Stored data
+ + + +
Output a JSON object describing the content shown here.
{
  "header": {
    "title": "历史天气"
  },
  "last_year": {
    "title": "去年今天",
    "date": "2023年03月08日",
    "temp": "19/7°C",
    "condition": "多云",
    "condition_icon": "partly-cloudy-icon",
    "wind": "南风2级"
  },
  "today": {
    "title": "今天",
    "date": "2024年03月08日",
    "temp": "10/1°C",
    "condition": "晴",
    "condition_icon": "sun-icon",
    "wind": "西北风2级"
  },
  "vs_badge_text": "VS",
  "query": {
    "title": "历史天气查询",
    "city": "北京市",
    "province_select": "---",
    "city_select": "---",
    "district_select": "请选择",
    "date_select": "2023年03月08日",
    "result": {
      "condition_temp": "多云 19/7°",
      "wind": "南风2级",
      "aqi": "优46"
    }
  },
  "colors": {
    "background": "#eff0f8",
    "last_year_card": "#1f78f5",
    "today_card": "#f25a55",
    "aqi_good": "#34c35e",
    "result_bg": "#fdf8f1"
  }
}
+ + + +
YOUR INSTRUCTIONS:
Repeat the data verbatim.

EXERCISE RESULT:
Output a JSON object describing the content shown here.
{
  "header": {
    "title": "历史天气"
  },
  "last_year": {
    "title": "去年今天",
    "date": "2023年03月08日",
    "temp": "19/7°C",
    "condition": "多云",
    "condition_icon": "partly-cloudy-icon",
    "wind": "南风2级"
  },
  "today": {
    "title": "今天",
    "date": "2024年03月08日",
    "temp": "10/1°C",
    "condition": "晴",
    "condition_icon": "sun-icon",
    "wind": "西北风2级"
  },
  "vs_badge_text": "VS",
  "query": {
    "title": "历史天气查询",
    "city": "北京市",
    "province_select": "---",
    "city_select": "---",
    "district_select": "请选择",
    "date_select": "2023年03月08日",
    "result": {
      "condition_temp": "多云 19/7°",
      "wind": "南风2级",
      "aqi": "优46"
    }
  },
  "colors": {
    "background": "#eff0f8",
    "last_year_card": "#1f78f5",
    "today_card": "#f25a55",
    "aqi_good": "#34c35e",
    "result_bg": "#fdf8f1"
  }
}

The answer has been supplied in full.